(Extracted data entries)
## Start

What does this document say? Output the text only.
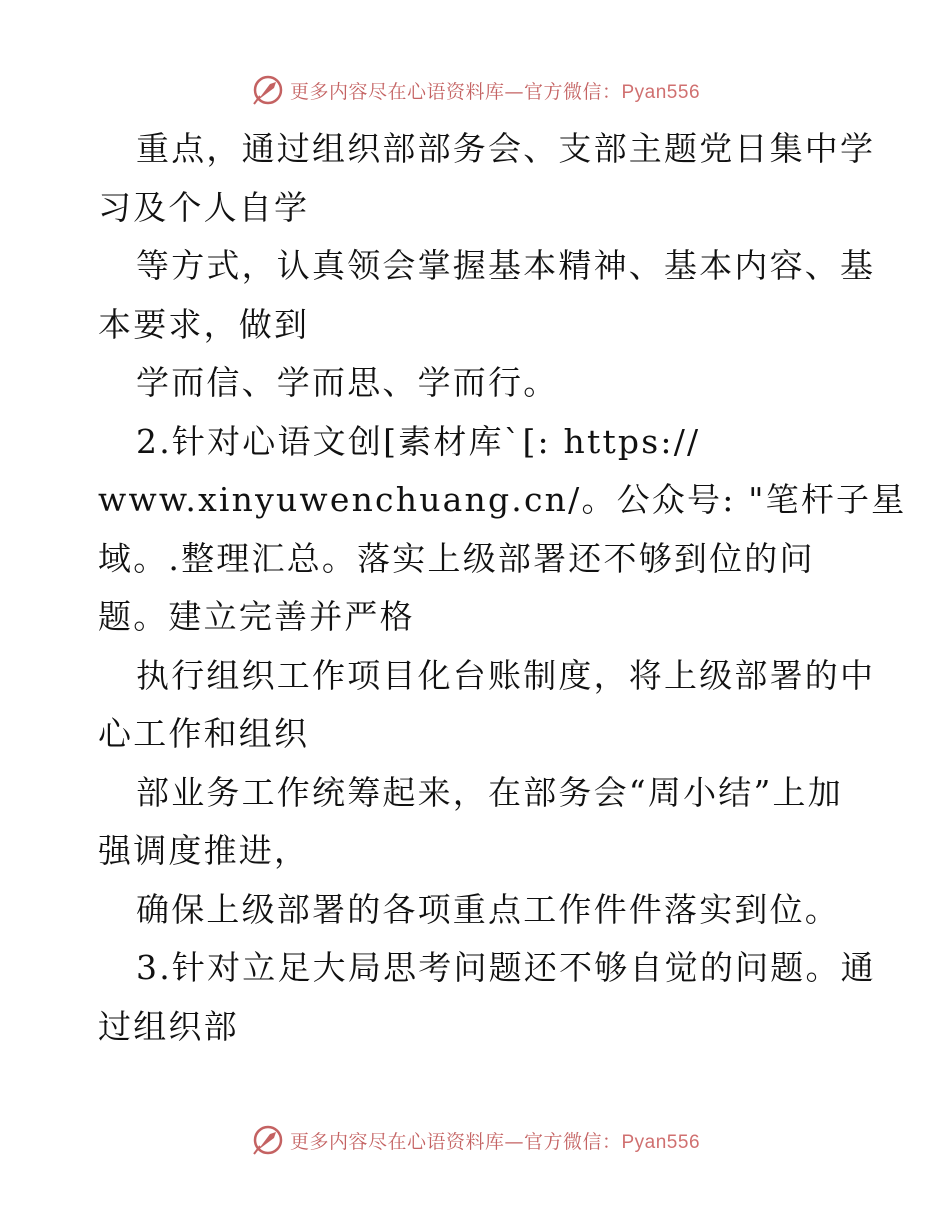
更多内容尽在心语资料库—官方微信：Pyan556
重点，通过组织部部务会、支部主题党日集中学
习及个人自学
等方式，认真领会掌握基本精神、基本内容、基
本要求，做到
学而信、学而思、学而行。
2.针对心语文创[素材库`[: https://
www.xinyuwenchuang.cn/。公众号: "笔杆子星
域。.整理汇总。落实上级部署还不够到位的问
题。建立完善并严格
执行组织工作项目化台账制度，将上级部署的中
心工作和组织
部业务工作统筹起来，在部务会“周小结”上加
强调度推进，
确保上级部署的各项重点工作件件落实到位。
3.针对立足大局思考问题还不够自觉的问题。通
过组织部
更多内容尽在心语资料库—官方微信：Pyan556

## End

## [Exercise description]
Repeat each entry exactly. Pictures do not belong in the copy.

## [Output for this exercise]
What does this document say? Output the text only.
更多内容尽在心语资料库—官方微信：Pyan556
重点，通过组织部部务会、支部主题党日集中学
习及个人自学
等方式，认真领会掌握基本精神、基本内容、基
本要求，做到
学而信、学而思、学而行。
2.针对心语文创[素材库`[: https://
www.xinyuwenchuang.cn/。公众号: "笔杆子星
域。.整理汇总。落实上级部署还不够到位的问
题。建立完善并严格
执行组织工作项目化台账制度，将上级部署的中
心工作和组织
部业务工作统筹起来，在部务会“周小结”上加
强调度推进，
确保上级部署的各项重点工作件件落实到位。
3.针对立足大局思考问题还不够自觉的问题。通
过组织部
更多内容尽在心语资料库—官方微信：Pyan556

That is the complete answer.